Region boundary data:
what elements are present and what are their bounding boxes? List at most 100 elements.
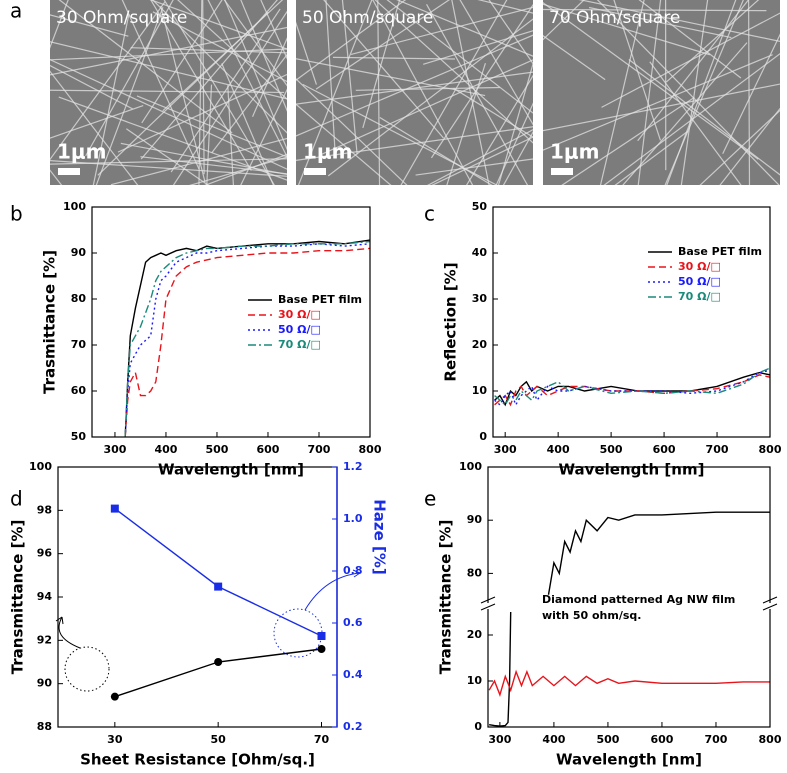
x-axis-title: Wavelength [nm] [158,461,304,479]
data-line [124,243,370,437]
y-tick-label: 0.2 [343,720,363,733]
x-tick-label: 400 [542,733,565,746]
nanowire [664,0,744,185]
data-point [317,632,326,640]
axis-break-mark [480,596,496,604]
nanowire [426,3,529,185]
scale-bar [304,168,326,175]
y-tick-label: 0 [474,720,482,733]
axis-break-gap [482,603,494,609]
nanowire [396,0,533,57]
nanowire [296,0,407,81]
annotation: with 50 ohm/sq. [542,609,641,622]
annotation: Diamond patterned Ag NW film [542,593,735,606]
nanowire [296,34,533,137]
nanowire [451,0,490,185]
y-axis-title: Transmittance [%] [9,520,27,675]
nanowire [666,0,737,185]
x-tick-label: 800 [759,443,782,456]
nanowire [628,59,780,176]
nanowire [543,0,585,41]
x-tick-label: 700 [308,443,331,456]
nanowire [386,0,533,114]
nanowire [543,1,759,160]
nanowire [578,0,780,43]
x-axis-title: Sheet Resistance [Ohm/sq.] [80,751,315,769]
y-tick-label: 10 [467,674,483,687]
nanowire [372,0,474,185]
nanowire [341,0,358,155]
y-tick-label: 60 [71,384,87,397]
data-line [494,374,770,407]
nanowire [50,169,63,185]
nanowire [427,128,533,185]
image-label: 70 Ohm/square [549,8,680,28]
nanowire [223,0,287,87]
y-tick-label: 90 [37,677,53,690]
x-tick-label: 600 [653,443,676,456]
data-point [110,504,119,513]
callout-arrow [58,616,81,649]
y-tick-label: 92 [37,633,52,646]
nanowire [699,109,780,185]
nanowires [296,0,533,185]
nanowire [323,0,444,139]
nanowire [599,0,645,185]
nanowire [50,1,166,161]
x-tick-label: 30 [107,733,123,746]
y-axis-title: Transmittance [%] [437,520,455,675]
y-axis-title: Haze [%] [371,499,389,575]
axis-break-gap [764,603,776,609]
nanowire [649,61,742,185]
x-tick-label: 600 [650,733,673,746]
y-tick-label: 98 [37,503,52,516]
data-point [317,645,326,653]
nanowire [58,96,287,181]
x-tick-label: 500 [205,443,228,456]
nanowire [638,0,742,79]
nanowire [543,54,773,151]
scale-bar-label: 1μm [550,140,599,164]
callouts [55,569,361,692]
y-tick-label: 20 [467,628,483,641]
nanowire [637,0,662,185]
nanowire [211,53,287,154]
x-tick-label: 300 [488,733,511,746]
nanowire [543,8,767,12]
y-tick-label: 80 [71,292,87,305]
nanowire [296,21,318,85]
scale-bar-label: 1μm [57,140,106,164]
nanowire [719,107,780,185]
legend-label: 30 Ω/□ [278,308,321,321]
nanowire [202,0,205,175]
nanowire [50,160,287,177]
nanowire [296,103,392,185]
y-tick-label: 80 [467,566,483,579]
x-tick-label: 500 [600,443,623,456]
y-tick-label: 50 [472,200,488,213]
nanowire [50,41,287,100]
nanowire [198,0,203,185]
data-line [488,511,770,727]
x-tick-label: 300 [494,443,517,456]
nanowire [465,74,533,185]
nanowire [477,0,533,14]
y-tick-label: 100 [63,200,86,213]
panel-label: b [10,202,23,226]
panel-label: c [424,202,435,226]
nanowire [325,0,336,156]
y-tick-label: 0 [479,430,487,443]
nanowire [136,95,287,158]
y-tick-label: 30 [472,292,488,305]
axis-break-mark [480,603,496,611]
nanowire [224,0,287,151]
nanowire [453,87,533,138]
y-tick-label: 96 [37,547,53,560]
plot-frame [487,466,771,728]
scale-bar [551,168,573,175]
plot-frame [91,206,371,438]
nanowire [50,89,285,94]
callout-arrow [304,572,361,611]
nanowire [588,6,732,39]
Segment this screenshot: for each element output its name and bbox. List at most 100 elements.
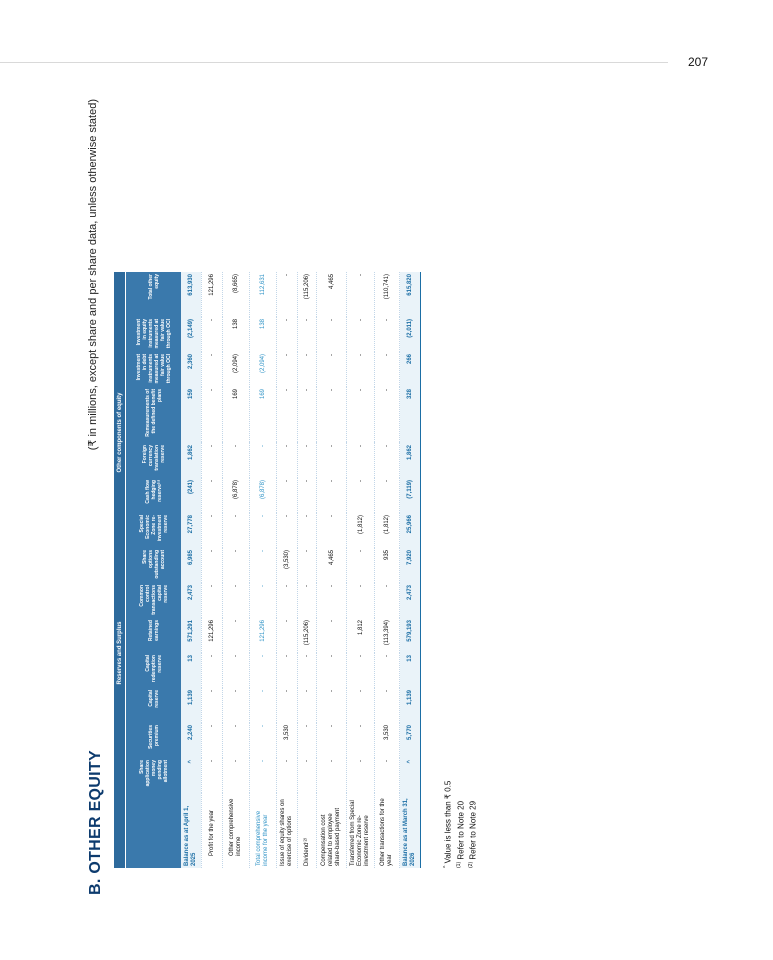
column-header: Share options outstanding account: [125, 548, 181, 583]
table-cell: -: [297, 583, 317, 618]
column-header: Remeasurements of the defined benefit pl…: [125, 387, 181, 443]
table-cell: 121,296: [201, 272, 223, 317]
table-cell: -: [276, 272, 298, 317]
table-cell: 169: [222, 387, 250, 443]
table-cell: -: [374, 758, 400, 793]
footnote-mark: (2): [468, 861, 475, 868]
table-cell: -: [276, 758, 298, 793]
table-cell: 1,862: [181, 443, 202, 478]
table-cell: -: [201, 688, 223, 723]
table-cell: -: [201, 758, 223, 793]
table-cell: -: [374, 583, 400, 618]
footnote-mark: (1): [455, 861, 462, 868]
table-cell: ^: [181, 758, 202, 793]
table-cell: -: [201, 478, 223, 513]
table-cell: -: [316, 352, 347, 387]
table-cell: 169: [249, 387, 277, 443]
table-cell: 112,631: [249, 272, 277, 317]
table-cell: (1,812): [346, 513, 375, 548]
table-cell: -: [346, 688, 375, 723]
table-cell: 935: [374, 548, 400, 583]
header-rule: [0, 62, 668, 63]
table-cell: (2,094): [249, 352, 277, 387]
footnotes: ^ Value is less than ₹ 0.5 (1) Refer to N…: [441, 781, 479, 868]
table-row: Total comprehensive income for the year -…: [249, 272, 277, 868]
table-cell: 3,530: [374, 723, 400, 758]
table-cell: 2,473: [399, 583, 421, 618]
row-label: Balance as at March 31, 2026: [399, 793, 421, 868]
table-cell: (113,394): [374, 618, 400, 653]
table-row: Compensation cost related to employee sh…: [316, 272, 347, 868]
table-cell: -: [297, 653, 317, 688]
table-cell: 615,820: [399, 272, 421, 317]
table-cell: -: [276, 618, 298, 653]
table-cell: -: [346, 758, 375, 793]
table-cell: -: [316, 317, 347, 352]
table-cell: -: [222, 548, 250, 583]
table-cell: -: [316, 478, 347, 513]
table-cell: 1,139: [399, 688, 421, 723]
column-header: Share application money pending allotmen…: [125, 758, 181, 793]
table-cell: (6,878): [222, 478, 250, 513]
table-cell: -: [346, 317, 375, 352]
table-cell: -: [316, 513, 347, 548]
table-cell: -: [249, 723, 277, 758]
table-cell: -: [201, 387, 223, 443]
table-cell: -: [201, 548, 223, 583]
table-cell: -: [222, 688, 250, 723]
table-cell: -: [346, 352, 375, 387]
table-cell: -: [276, 443, 298, 478]
table-cell: -: [201, 352, 223, 387]
table-cell: -: [249, 513, 277, 548]
table-cell: -: [316, 443, 347, 478]
table-cell: -: [346, 272, 375, 317]
table-cell: (2,149): [181, 317, 202, 352]
table-row: Profit for the year - - - -121,296- - - - - - - -12…: [201, 272, 223, 868]
column-header: Investment in debt instruments measured …: [125, 352, 181, 387]
table-cell: -: [297, 443, 317, 478]
table-cell: ^: [399, 758, 421, 793]
column-header: Total other equity: [125, 272, 181, 317]
footnote: ^ Value is less than ₹ 0.5: [441, 781, 454, 868]
table-cell: -: [346, 478, 375, 513]
table-cell: 1,862: [399, 443, 421, 478]
column-header: Retained earnings: [125, 618, 181, 653]
table-cell: -: [222, 723, 250, 758]
table-cell: -: [374, 387, 400, 443]
group-other-components: Other components of equity: [114, 317, 126, 548]
table-cell: 13: [181, 653, 202, 688]
table-cell: -: [374, 317, 400, 352]
table-cell: (110,741): [374, 272, 400, 317]
table-cell: -: [316, 583, 347, 618]
table-cell: -: [346, 548, 375, 583]
row-label: Dividend⁽²⁾: [297, 793, 317, 868]
table-cell: -: [374, 653, 400, 688]
table-cell: -: [297, 352, 317, 387]
table-row: Balance as at March 31, 2026 ^ 5,770 1,139 1…: [399, 272, 421, 868]
table-cell: (7,119): [399, 478, 421, 513]
table-cell: -: [297, 723, 317, 758]
table-cell: (3,530): [276, 548, 298, 583]
table-cell: -: [346, 387, 375, 443]
table-cell: 6,985: [181, 548, 202, 583]
table-cell: -: [346, 443, 375, 478]
table-cell: -: [249, 688, 277, 723]
column-header: Cash flow hedging reserve⁽¹⁾: [125, 478, 181, 513]
column-header: Capital reserve: [125, 688, 181, 723]
table-cell: -: [222, 758, 250, 793]
table-cell: (2,094): [222, 352, 250, 387]
footnote-mark: ^: [443, 865, 449, 868]
table-cell: 13: [399, 653, 421, 688]
table-cell: -: [249, 443, 277, 478]
page-number: 207: [688, 55, 709, 69]
table-cell: 613,930: [181, 272, 202, 317]
column-header: Common control transactions capital rese…: [125, 583, 181, 618]
table-cell: -: [201, 443, 223, 478]
table-cell: -: [374, 352, 400, 387]
table-cell: 2,240: [181, 723, 202, 758]
table-cell: -: [346, 583, 375, 618]
column-header: Securities premium: [125, 723, 181, 758]
table-cell: (115,206): [297, 272, 317, 317]
section-heading: B. OTHER EQUITY: [87, 750, 104, 895]
table-cell: -: [249, 583, 277, 618]
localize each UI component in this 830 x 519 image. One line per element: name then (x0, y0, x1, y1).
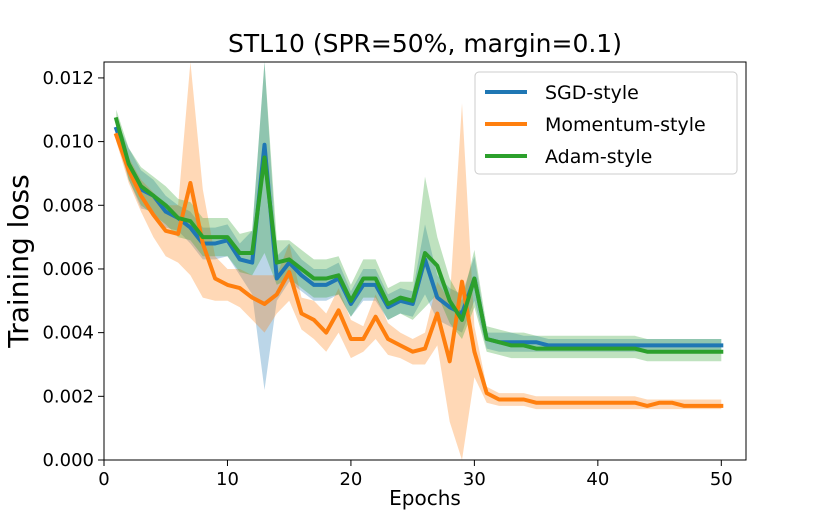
legend: SGD-style Momentum-style Adam-style (474, 71, 738, 175)
band-1 (116, 62, 722, 390)
x-axis: 0 10 20 30 40 50 (98, 460, 733, 490)
x-tick-label: 0 (98, 469, 109, 490)
y-tick-label: 0.000 (42, 450, 94, 471)
confidence-bands (116, 62, 722, 460)
y-tick-label: 0.012 (42, 68, 94, 89)
legend-label: Adam-style (545, 146, 652, 168)
x-axis-label: Epochs (389, 486, 461, 510)
x-tick-label: 40 (586, 469, 609, 490)
y-tick-label: 0.006 (42, 259, 94, 280)
y-axis: 0.000 0.002 0.004 0.006 0.008 0.010 0.012 (42, 68, 104, 471)
y-axis-label: Training loss (2, 174, 35, 348)
y-tick-label: 0.008 (42, 195, 94, 216)
legend-frame (474, 71, 738, 175)
legend-label: SGD-style (545, 82, 639, 104)
x-tick-label: 10 (216, 469, 239, 490)
y-tick-label: 0.002 (42, 386, 94, 407)
series-line-2 (113, 132, 724, 408)
band-3 (116, 62, 722, 362)
x-tick-label: 30 (463, 469, 486, 490)
chart-title: STL10 (SPR=50%, margin=0.1) (228, 29, 622, 58)
legend-label: Momentum-style (545, 114, 706, 136)
y-tick-label: 0.010 (42, 132, 94, 153)
x-tick-label: 20 (339, 469, 362, 490)
series-line-3 (113, 116, 724, 354)
series-lines (113, 116, 724, 408)
plot-frame (103, 61, 747, 461)
y-tick-label: 0.004 (42, 323, 94, 344)
x-tick-label: 50 (710, 469, 733, 490)
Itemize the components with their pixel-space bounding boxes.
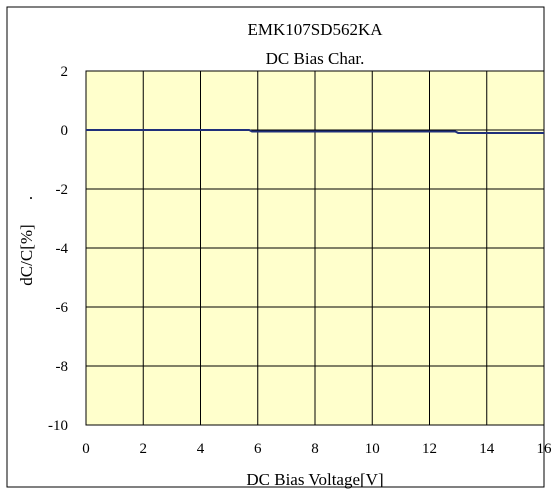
y-tick-label: -6 [56, 300, 69, 316]
series-line-0 [86, 129, 544, 134]
x-tick-label: 14 [479, 441, 495, 457]
x-tick-label: 8 [311, 441, 319, 457]
chart-title: EMK107SD562KA [247, 20, 383, 39]
y-tick-label: -2 [56, 182, 69, 198]
x-tick-label: 4 [197, 441, 205, 457]
y-axis-label-suffix: . [17, 196, 36, 200]
x-tick-label: 16 [537, 441, 551, 457]
y-axis-label: dC/C[%] [17, 224, 36, 285]
y-tick-label: 0 [61, 123, 69, 139]
tick-labels: 0 2 4 6 8 10 12 14 16 2 0 -2 -4 -6 -8 -10 [48, 64, 551, 457]
x-tick-label: 12 [422, 441, 437, 457]
y-tick-label: -10 [48, 418, 68, 434]
x-tick-label: 10 [365, 441, 380, 457]
x-tick-label: 6 [254, 441, 262, 457]
y-tick-label: 2 [61, 64, 69, 80]
y-tick-label: -8 [56, 359, 69, 375]
grid [85, 70, 545, 426]
y-tick-label: -4 [56, 241, 69, 257]
chart-subtitle: DC Bias Char. [266, 49, 365, 68]
x-tick-label: 0 [82, 441, 90, 457]
x-tick-label: 2 [140, 441, 148, 457]
x-axis-label: DC Bias Voltage[V] [246, 470, 383, 489]
series-layer [86, 129, 544, 134]
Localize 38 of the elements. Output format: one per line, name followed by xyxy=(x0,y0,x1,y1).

# WHAT YOU HAVE TO DO:
Copy out, word for word, the lines of the records beginning with the line that contains "legend: SGD-style Momentum-style" and continuing through the line that contains "x-tick-label: 30 (463, 469, 486, 490)".

# TASK OUTPUT:
legend: SGD-style Momentum-style Adam-style (474, 71, 738, 175)
band-1 (116, 62, 722, 390)
x-axis: 0 10 20 30 40 50 (98, 460, 733, 490)
x-tick-label: 0 (98, 469, 109, 490)
y-tick-label: 0.000 (42, 450, 94, 471)
confidence-bands (116, 62, 722, 460)
y-tick-label: 0.012 (42, 68, 94, 89)
legend-label: Adam-style (545, 146, 652, 168)
x-axis-label: Epochs (389, 486, 461, 510)
x-tick-label: 40 (586, 469, 609, 490)
y-tick-label: 0.006 (42, 259, 94, 280)
y-axis: 0.000 0.002 0.004 0.006 0.008 0.010 0.012 (42, 68, 104, 471)
y-axis-label: Training loss (2, 174, 35, 348)
y-tick-label: 0.008 (42, 195, 94, 216)
legend-frame (474, 71, 738, 175)
legend-label: SGD-style (545, 82, 639, 104)
x-tick-label: 10 (216, 469, 239, 490)
y-tick-label: 0.002 (42, 386, 94, 407)
series-line-2 (113, 132, 724, 408)
band-3 (116, 62, 722, 362)
x-tick-label: 30 (463, 469, 486, 490)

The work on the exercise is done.